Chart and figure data
■ ■ ■ ■ ■

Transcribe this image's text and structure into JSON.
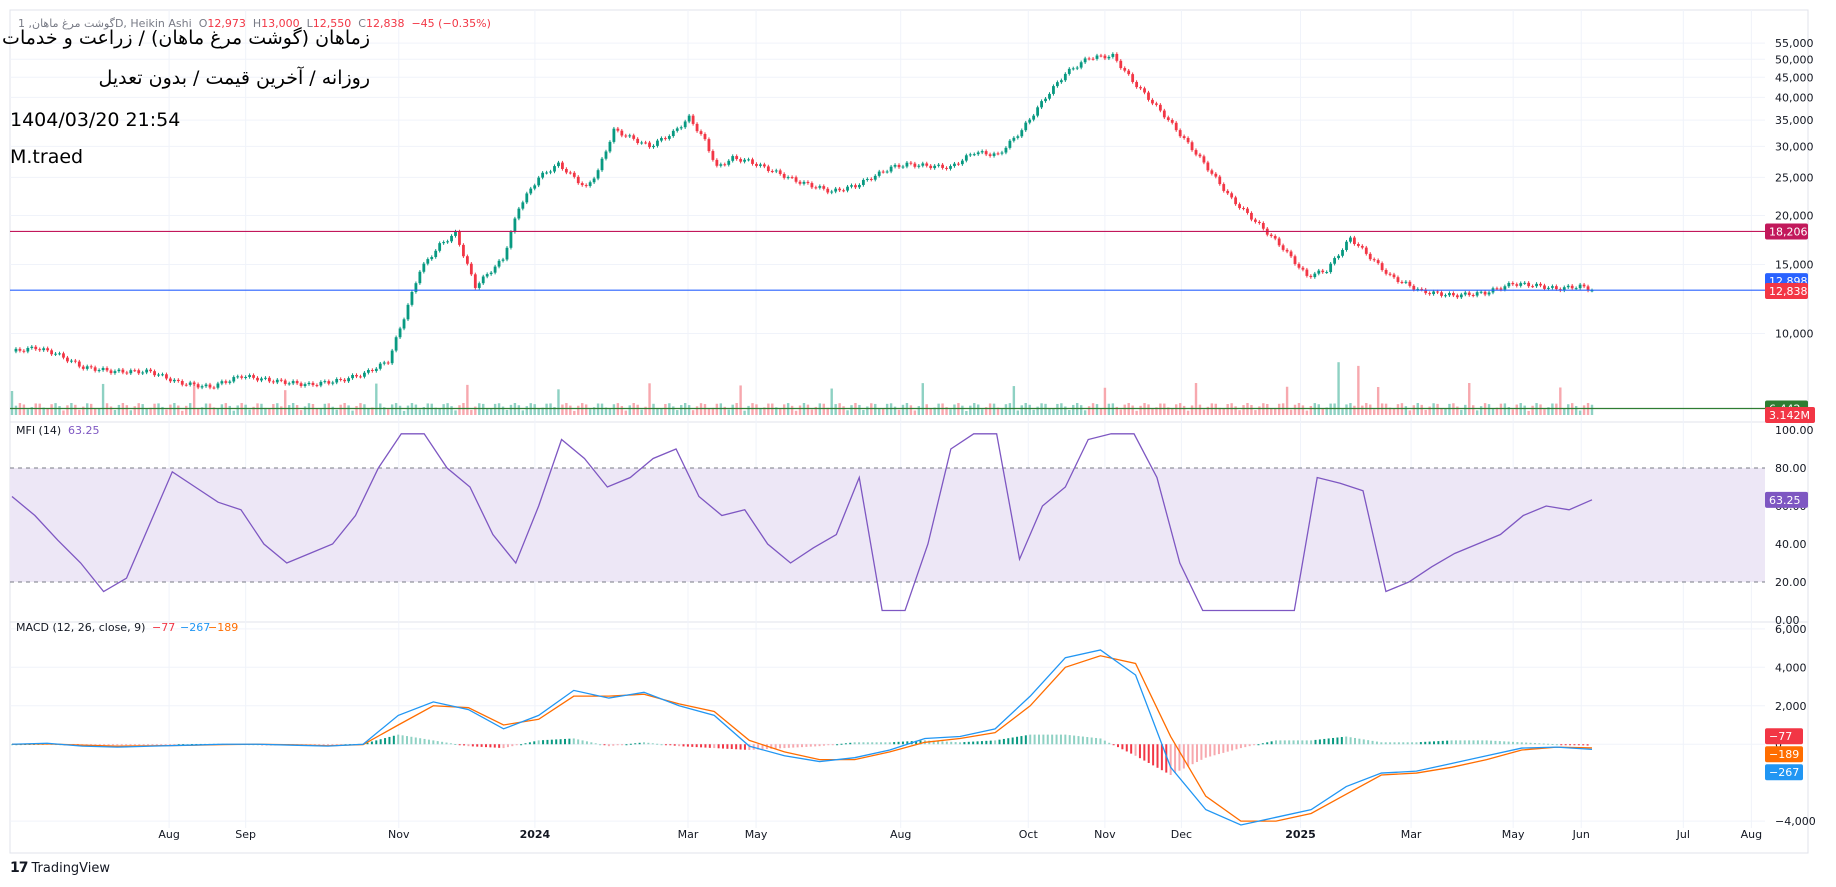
{
  "header": {
    "ohlc_prefix": "گوشت مرغ ماهان, 1D, Heikin Ashi",
    "o_label": "O",
    "o_value": "12,973",
    "h_label": "H",
    "h_value": "13,000",
    "l_label": "L",
    "l_value": "12,550",
    "c_label": "C",
    "c_value": "12,838",
    "change": "−45 (−0.35%)",
    "title": "زماهان (گوشت مرغ ماهان) / زراعت و خدمات وابسته",
    "subtitle": "روزانه / آخرین قیمت / بدون تعدیل",
    "datetime": "1404/03/20 21:54",
    "author": "M.traed"
  },
  "brand": {
    "name": "TradingView",
    "logo": "17"
  },
  "colors": {
    "up": "#089981",
    "down": "#f23645",
    "vol_up": "#8ed1c3",
    "vol_down": "#f7a8ae",
    "line_red": "#c2185b",
    "line_blue": "#2962ff",
    "line_green": "#2e7d32",
    "mfi": "#7e57c2",
    "mfi_band": "#ede7f6",
    "macd": "#2196f3",
    "signal": "#ff6d00"
  },
  "chart_data": [
    {
      "type": "candlestick",
      "pane": "price",
      "style": "Heikin Ashi",
      "y_scale": "log",
      "ylim": [
        6200,
        56000
      ],
      "x_ticks": [
        "Aug",
        "Sep",
        "Nov",
        "2024",
        "Mar",
        "May",
        "Aug",
        "Oct",
        "Nov",
        "Dec",
        "2025",
        "Mar",
        "May",
        "Jun",
        "Jul",
        "Aug"
      ],
      "y_ticks": [
        10000,
        15000,
        20000,
        25000,
        30000,
        35000,
        40000,
        45000,
        50000,
        55000
      ],
      "y_tick_labels": [
        "10,000",
        "15,000",
        "20,000",
        "25,000",
        "30,000",
        "35,000",
        "40,000",
        "45,000",
        "50,000",
        "55,000"
      ],
      "close_path": [
        9000,
        9200,
        8900,
        8200,
        8000,
        8000,
        7500,
        7300,
        7800,
        7600,
        7400,
        7600,
        7900,
        8500,
        11000,
        14500,
        16800,
        18000,
        13200,
        15500,
        21000,
        25000,
        27000,
        23500,
        26000,
        33000,
        30000,
        32500,
        35500,
        31000,
        26500,
        28000,
        27500,
        26000,
        24500,
        23000,
        23800,
        26500,
        27000,
        26500,
        29000,
        28500,
        33000,
        40000,
        46000,
        50500,
        51000,
        44000,
        36000,
        28000,
        22000,
        18500,
        16500,
        14000,
        14500,
        17500,
        16000,
        14000,
        12800,
        12500,
        12700,
        13400,
        13300,
        13000,
        13200,
        12838
      ],
      "close_keys": [
        0,
        6,
        11,
        18,
        26,
        35,
        42,
        50,
        58,
        65,
        75,
        83,
        89,
        95,
        99,
        103,
        108,
        112,
        117,
        124,
        128,
        133,
        138,
        145,
        148,
        152,
        161,
        167,
        171,
        175,
        178,
        182,
        186,
        192,
        198,
        207,
        213,
        222,
        226,
        237,
        243,
        249,
        255,
        261,
        266,
        272,
        278,
        283,
        291,
        300,
        308,
        316,
        321,
        327,
        332,
        338,
        342,
        348,
        356,
        364,
        372,
        379,
        384,
        390,
        396,
        400
      ],
      "volume_label": "3.142M",
      "levels": [
        {
          "value": 18206,
          "label": "18,206",
          "color": "#c2185b"
        },
        {
          "value": 12838,
          "label": "12,838",
          "color": "#f23645"
        },
        {
          "value": 12898,
          "label": "12,898",
          "color": "#2962ff"
        },
        {
          "value": 6442,
          "label": "6,442",
          "color": "#2e7d32"
        }
      ],
      "last_price": 12838,
      "last_price_label": "12,838"
    },
    {
      "type": "line",
      "pane": "MFI",
      "title": "MFI (14)",
      "last_value": 63.25,
      "last_value_label": "63.25",
      "ylim": [
        0,
        100
      ],
      "y_ticks": [
        0,
        20,
        40,
        60,
        80,
        100
      ],
      "y_tick_labels": [
        "0.00",
        "20.00",
        "40.00",
        "60.00",
        "80.00",
        "100.00"
      ],
      "bands": [
        20,
        80
      ],
      "band_labels": [
        "20.00",
        "80.00"
      ],
      "values": [
        65,
        55,
        42,
        30,
        15,
        22,
        50,
        78,
        70,
        62,
        58,
        40,
        30,
        35,
        40,
        55,
        80,
        98,
        98,
        80,
        70,
        45,
        30,
        60,
        95,
        85,
        70,
        75,
        85,
        90,
        65,
        55,
        58,
        40,
        30,
        38,
        45,
        75,
        5,
        5,
        40,
        90,
        98,
        98,
        32,
        60,
        70,
        95,
        98,
        98,
        75,
        30,
        5,
        5,
        5,
        5,
        5,
        75,
        72,
        68,
        15,
        20,
        28,
        35,
        40,
        45,
        55,
        60,
        58,
        63.25
      ]
    },
    {
      "type": "line_histogram",
      "pane": "MACD",
      "title": "MACD (12, 26, close, 9)",
      "params_values": [
        "−77",
        "−267",
        "−189"
      ],
      "ylim": [
        -4200,
        6200
      ],
      "y_ticks": [
        -4000,
        0,
        2000,
        4000,
        6000
      ],
      "y_tick_labels": [
        "−4,000",
        "0",
        "2,000",
        "4,000",
        "6,000"
      ],
      "series": [
        {
          "name": "MACD",
          "color": "#2196f3",
          "last_label": "−267",
          "values": [
            0,
            50,
            -100,
            -150,
            -100,
            -50,
            0,
            0,
            -50,
            -100,
            0,
            1500,
            2200,
            1800,
            800,
            1500,
            2800,
            2400,
            2700,
            2000,
            1500,
            -100,
            -600,
            -900,
            -700,
            -300,
            300,
            400,
            800,
            2500,
            4500,
            4900,
            3600,
            -1200,
            -3400,
            -4200,
            -3800,
            -3400,
            -2200,
            -1500,
            -1400,
            -1000,
            -600,
            -200,
            -150,
            -267
          ]
        },
        {
          "name": "Signal",
          "color": "#ff6d00",
          "last_label": "−189",
          "values": [
            0,
            20,
            -50,
            -100,
            -80,
            -60,
            -20,
            0,
            -30,
            -80,
            -20,
            1000,
            2000,
            1900,
            1000,
            1300,
            2500,
            2500,
            2600,
            2100,
            1700,
            200,
            -400,
            -800,
            -800,
            -400,
            100,
            300,
            600,
            2000,
            4000,
            4600,
            4200,
            400,
            -2700,
            -4000,
            -4000,
            -3600,
            -2600,
            -1600,
            -1500,
            -1200,
            -800,
            -300,
            -150,
            -189
          ]
        },
        {
          "name": "Histogram",
          "last_label": "−77",
          "values": [
            0,
            30,
            -50,
            -50,
            -20,
            10,
            20,
            0,
            -20,
            -20,
            20,
            500,
            200,
            -100,
            -200,
            200,
            300,
            -100,
            100,
            -100,
            -200,
            -300,
            -200,
            -100,
            100,
            100,
            200,
            100,
            200,
            500,
            500,
            300,
            -600,
            -1600,
            -700,
            -200,
            200,
            200,
            400,
            100,
            100,
            200,
            200,
            100,
            0,
            -77
          ]
        }
      ]
    }
  ]
}
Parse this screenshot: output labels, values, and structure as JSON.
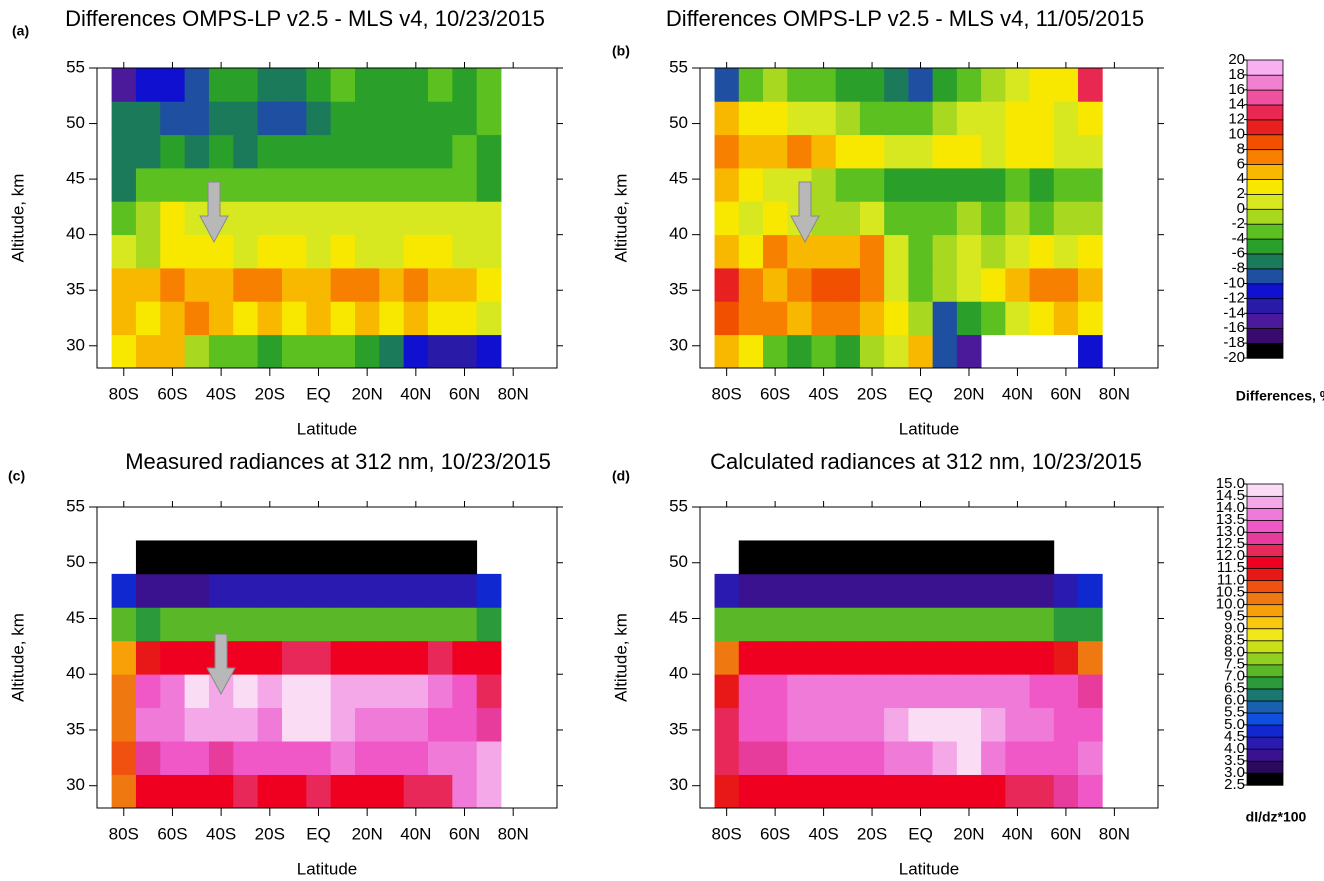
{
  "chart_data": [
    {
      "type": "heatmap",
      "panel": "(a)",
      "title": "Differences OMPS-LP v2.5 - MLS v4, 10/23/2015",
      "xlabel": "Latitude",
      "ylabel": "Altitude, km",
      "xlim": [
        -91,
        98
      ],
      "ylim": [
        28,
        55
      ],
      "xticks": [
        {
          "value": -80,
          "label": "80S"
        },
        {
          "value": -60,
          "label": "60S"
        },
        {
          "value": -40,
          "label": "40S"
        },
        {
          "value": -20,
          "label": "20S"
        },
        {
          "value": 0,
          "label": "EQ"
        },
        {
          "value": 20,
          "label": "20N"
        },
        {
          "value": 40,
          "label": "40N"
        },
        {
          "value": 60,
          "label": "60N"
        },
        {
          "value": 80,
          "label": "80N"
        }
      ],
      "yticks": [
        30,
        35,
        40,
        45,
        50,
        55
      ],
      "x": [
        -80,
        -70,
        -60,
        -50,
        -40,
        -30,
        -20,
        -10,
        0,
        10,
        20,
        30,
        40,
        50,
        60,
        70
      ],
      "y": [
        29.5,
        32.5,
        35.5,
        38.5,
        41.5,
        44.5,
        47.5,
        50.5,
        53.5
      ],
      "values": [
        [
          2,
          4,
          4,
          -2,
          -4,
          -4,
          -6,
          -4,
          -4,
          -4,
          -6,
          -8,
          -12,
          -14,
          -14,
          -12
        ],
        [
          4,
          2,
          4,
          6,
          4,
          2,
          4,
          2,
          4,
          2,
          4,
          2,
          4,
          2,
          2,
          0
        ],
        [
          4,
          4,
          6,
          4,
          4,
          6,
          6,
          4,
          4,
          6,
          6,
          4,
          6,
          4,
          4,
          2
        ],
        [
          0,
          -2,
          2,
          2,
          2,
          0,
          2,
          2,
          0,
          2,
          0,
          0,
          2,
          2,
          0,
          0
        ],
        [
          -4,
          -2,
          2,
          0,
          0,
          0,
          0,
          0,
          0,
          0,
          0,
          0,
          0,
          0,
          0,
          0
        ],
        [
          -8,
          -4,
          -4,
          -4,
          -4,
          -4,
          -4,
          -4,
          -4,
          -4,
          -4,
          -4,
          -4,
          -4,
          -4,
          -6
        ],
        [
          -8,
          -8,
          -6,
          -8,
          -6,
          -8,
          -6,
          -6,
          -6,
          -6,
          -6,
          -6,
          -6,
          -6,
          -4,
          -6
        ],
        [
          -8,
          -8,
          -10,
          -10,
          -8,
          -8,
          -10,
          -10,
          -8,
          -6,
          -6,
          -6,
          -6,
          -6,
          -6,
          -4
        ],
        [
          -16,
          -12,
          -12,
          -10,
          -6,
          -6,
          -8,
          -8,
          -6,
          -4,
          -6,
          -6,
          -6,
          -4,
          -6,
          -4
        ]
      ]
    },
    {
      "type": "heatmap",
      "panel": "(b)",
      "title": "Differences OMPS-LP v2.5 - MLS v4, 11/05/2015",
      "xlabel": "Latitude",
      "ylabel": "Altitude, km",
      "xlim": [
        -91,
        98
      ],
      "ylim": [
        28,
        55
      ],
      "xticks": [
        {
          "value": -80,
          "label": "80S"
        },
        {
          "value": -60,
          "label": "60S"
        },
        {
          "value": -40,
          "label": "40S"
        },
        {
          "value": -20,
          "label": "20S"
        },
        {
          "value": 0,
          "label": "EQ"
        },
        {
          "value": 20,
          "label": "20N"
        },
        {
          "value": 40,
          "label": "40N"
        },
        {
          "value": 60,
          "label": "60N"
        },
        {
          "value": 80,
          "label": "80N"
        }
      ],
      "yticks": [
        30,
        35,
        40,
        45,
        50,
        55
      ],
      "x": [
        -80,
        -70,
        -60,
        -50,
        -40,
        -30,
        -20,
        -10,
        0,
        10,
        20,
        30,
        40,
        50,
        60,
        70
      ],
      "y": [
        29.5,
        32.5,
        35.5,
        38.5,
        41.5,
        44.5,
        47.5,
        50.5,
        53.5
      ],
      "values": [
        [
          4,
          2,
          -4,
          -6,
          -4,
          -6,
          -2,
          0,
          4,
          -10,
          -16,
          null,
          null,
          null,
          null,
          -12
        ],
        [
          8,
          6,
          6,
          4,
          6,
          6,
          4,
          2,
          -2,
          -10,
          -6,
          -4,
          0,
          2,
          4,
          2
        ],
        [
          10,
          6,
          4,
          6,
          8,
          8,
          6,
          0,
          -4,
          -2,
          0,
          2,
          4,
          6,
          6,
          4
        ],
        [
          4,
          2,
          6,
          4,
          4,
          4,
          6,
          0,
          -4,
          -2,
          0,
          -2,
          0,
          2,
          0,
          2
        ],
        [
          2,
          0,
          2,
          0,
          -2,
          -2,
          0,
          -4,
          -4,
          -4,
          -2,
          -4,
          -2,
          -4,
          -2,
          -2
        ],
        [
          4,
          2,
          0,
          0,
          -2,
          -4,
          -4,
          -6,
          -6,
          -6,
          -6,
          -6,
          -4,
          -6,
          -4,
          -4
        ],
        [
          6,
          4,
          4,
          6,
          4,
          2,
          2,
          0,
          0,
          2,
          2,
          0,
          2,
          2,
          0,
          0
        ],
        [
          4,
          2,
          2,
          0,
          0,
          -2,
          -4,
          -4,
          -4,
          -2,
          0,
          0,
          2,
          2,
          0,
          2
        ],
        [
          -10,
          -4,
          -2,
          -4,
          -4,
          -6,
          -6,
          -8,
          -10,
          -6,
          -4,
          -2,
          0,
          2,
          2,
          12
        ]
      ]
    },
    {
      "type": "heatmap",
      "panel": "(c)",
      "title": "Measured radiances at 312 nm, 10/23/2015",
      "xlabel": "Latitude",
      "ylabel": "Altitude, km",
      "xlim": [
        -91,
        98
      ],
      "ylim": [
        28,
        55
      ],
      "xticks": [
        {
          "value": -80,
          "label": "80S"
        },
        {
          "value": -60,
          "label": "60S"
        },
        {
          "value": -40,
          "label": "40S"
        },
        {
          "value": -20,
          "label": "20S"
        },
        {
          "value": 0,
          "label": "EQ"
        },
        {
          "value": 20,
          "label": "20N"
        },
        {
          "value": 40,
          "label": "40N"
        },
        {
          "value": 60,
          "label": "60N"
        },
        {
          "value": 80,
          "label": "80N"
        }
      ],
      "yticks": [
        30,
        35,
        40,
        45,
        50,
        55
      ],
      "x": [
        -80,
        -70,
        -60,
        -50,
        -40,
        -30,
        -20,
        -10,
        0,
        10,
        20,
        30,
        40,
        50,
        60,
        70
      ],
      "y": [
        29.5,
        32.5,
        35.5,
        38.5,
        41.5,
        44.5,
        47.5,
        50.5,
        53.5
      ],
      "values": [
        [
          10,
          11.5,
          11.5,
          11.5,
          11.5,
          12,
          11.5,
          11.5,
          12,
          11.5,
          11.5,
          11.5,
          12,
          12,
          13.5,
          14
        ],
        [
          10.5,
          12.5,
          13,
          13,
          12.5,
          13,
          13,
          13,
          13,
          13.5,
          13,
          13,
          13,
          13.5,
          13.5,
          14
        ],
        [
          10,
          13.5,
          13.5,
          14,
          14,
          14,
          13.5,
          14.5,
          14.5,
          14,
          13.5,
          13.5,
          13.5,
          13,
          13,
          12.5
        ],
        [
          10,
          13,
          13.5,
          14.5,
          14,
          14.5,
          14,
          14.5,
          15,
          14,
          14,
          14,
          14,
          13.5,
          13,
          12
        ],
        [
          9.5,
          11,
          11.5,
          11.5,
          11.5,
          11.5,
          11.5,
          12,
          12,
          11.5,
          11.5,
          11.5,
          11.5,
          12,
          11.5,
          11.5
        ],
        [
          7,
          6.5,
          7,
          7,
          7,
          7,
          7,
          7,
          7,
          7,
          7,
          7,
          7,
          7,
          7,
          6.5
        ],
        [
          4.5,
          3.5,
          3.5,
          3.5,
          4,
          4,
          4,
          4,
          4,
          4,
          4,
          4,
          4,
          4,
          4,
          4.5
        ],
        [
          null,
          2.7,
          2.7,
          2.7,
          2.7,
          2.7,
          2.7,
          2.7,
          2.7,
          2.7,
          2.7,
          2.7,
          2.7,
          2.7,
          2.7,
          null
        ],
        [
          null,
          null,
          null,
          null,
          null,
          null,
          null,
          null,
          null,
          null,
          null,
          null,
          null,
          null,
          null,
          null
        ]
      ]
    },
    {
      "type": "heatmap",
      "panel": "(d)",
      "title": "Calculated radiances at 312 nm, 10/23/2015",
      "xlabel": "Latitude",
      "ylabel": "Altitude, km",
      "xlim": [
        -91,
        98
      ],
      "ylim": [
        28,
        55
      ],
      "xticks": [
        {
          "value": -80,
          "label": "80S"
        },
        {
          "value": -60,
          "label": "60S"
        },
        {
          "value": -40,
          "label": "40S"
        },
        {
          "value": -20,
          "label": "20S"
        },
        {
          "value": 0,
          "label": "EQ"
        },
        {
          "value": 20,
          "label": "20N"
        },
        {
          "value": 40,
          "label": "40N"
        },
        {
          "value": 60,
          "label": "60N"
        },
        {
          "value": 80,
          "label": "80N"
        }
      ],
      "yticks": [
        30,
        35,
        40,
        45,
        50,
        55
      ],
      "x": [
        -80,
        -70,
        -60,
        -50,
        -40,
        -30,
        -20,
        -10,
        0,
        10,
        20,
        30,
        40,
        50,
        60,
        70
      ],
      "y": [
        29.5,
        32.5,
        35.5,
        38.5,
        41.5,
        44.5,
        47.5,
        50.5,
        53.5
      ],
      "values": [
        [
          11,
          11.5,
          11.5,
          11.5,
          11.5,
          11.5,
          11.5,
          11.5,
          11.5,
          11.5,
          11.5,
          11.5,
          12,
          12,
          12.5,
          13
        ],
        [
          12,
          12.5,
          12.5,
          13,
          13,
          13,
          13,
          13.5,
          13.5,
          14,
          14.5,
          13.5,
          13,
          13,
          13,
          13.5
        ],
        [
          12,
          13,
          13,
          13.5,
          13.5,
          13.5,
          13.5,
          14,
          15,
          15,
          14.5,
          14,
          13.5,
          13.5,
          13,
          13
        ],
        [
          11,
          13,
          13,
          13.5,
          13.5,
          13.5,
          13.5,
          13.5,
          13.5,
          13.5,
          13.5,
          13.5,
          13.5,
          13,
          13,
          12.5
        ],
        [
          10,
          11.5,
          11.5,
          11.5,
          11.5,
          11.5,
          11.5,
          11.5,
          11.5,
          11.5,
          11.5,
          11.5,
          11.5,
          11.5,
          11,
          10
        ],
        [
          7,
          7,
          7,
          7,
          7,
          7,
          7,
          7,
          7,
          7,
          7,
          7,
          7,
          7,
          6.5,
          6.5
        ],
        [
          4,
          3.5,
          3.5,
          3.5,
          3.5,
          3.5,
          3.5,
          3.5,
          3.5,
          3.5,
          3.5,
          3.5,
          3.5,
          3.5,
          4,
          4.5
        ],
        [
          null,
          2.7,
          2.7,
          2.7,
          2.7,
          2.7,
          2.7,
          2.7,
          2.7,
          2.7,
          2.7,
          2.7,
          2.7,
          2.7,
          null,
          null
        ],
        [
          null,
          null,
          null,
          null,
          null,
          null,
          null,
          null,
          null,
          null,
          null,
          null,
          null,
          null,
          null,
          null
        ]
      ]
    },
    {
      "type": "colorbar",
      "label": "Differences, %",
      "levels": [
        -20,
        -18,
        -16,
        -14,
        -12,
        -10,
        -8,
        -6,
        -4,
        -2,
        0,
        2,
        4,
        6,
        8,
        10,
        12,
        14,
        16,
        18,
        20
      ],
      "colors": [
        "#000000",
        "#3b0a6e",
        "#4a1a9a",
        "#2a1aa8",
        "#1010d0",
        "#1f4fa0",
        "#1a7a5a",
        "#2aa02a",
        "#5cc020",
        "#a8d820",
        "#d8e820",
        "#f8e800",
        "#f8b800",
        "#f88000",
        "#f05000",
        "#e82020",
        "#e82850",
        "#f050a0",
        "#f080d0",
        "#f8b0f0"
      ]
    },
    {
      "type": "colorbar",
      "label": "dI/dz*100",
      "levels": [
        2.5,
        {
          "value": 3,
          "label": "3.0"
        },
        3.5,
        {
          "value": 4,
          "label": "4.0"
        },
        4.5,
        {
          "value": 5,
          "label": "5.0"
        },
        5.5,
        {
          "value": 6,
          "label": "6.0"
        },
        6.5,
        {
          "value": 7,
          "label": "7.0"
        },
        7.5,
        {
          "value": 8,
          "label": "8.0"
        },
        8.5,
        {
          "value": 9,
          "label": "9.0"
        },
        9.5,
        {
          "value": 10,
          "label": "10.0"
        },
        10.5,
        {
          "value": 11,
          "label": "11.0"
        },
        11.5,
        {
          "value": 12,
          "label": "12.0"
        },
        12.5,
        {
          "value": 13,
          "label": "13.0"
        },
        13.5,
        {
          "value": 14,
          "label": "14.0"
        },
        14.5,
        {
          "value": 15,
          "label": "15.0"
        }
      ],
      "colors": [
        "#000000",
        "#2a0a5a",
        "#3a1290",
        "#2a1ab0",
        "#1028d0",
        "#1050e0",
        "#1a60b0",
        "#1a7870",
        "#2a9a3a",
        "#5ab828",
        "#90d020",
        "#c8e018",
        "#f0e818",
        "#f8c810",
        "#f8a008",
        "#f07810",
        "#f05010",
        "#e81818",
        "#f00020",
        "#e82858",
        "#e83c9c",
        "#f058c8",
        "#f07ad8",
        "#f4a8e8",
        "#fadcf4"
      ]
    }
  ]
}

■ ■ ■ ■ ■

#### EXERCISE
Using the listing, say how many lines include the word "Heikin", and add nothing else.

#### SOLUTION FOR THIS EXERCISE
2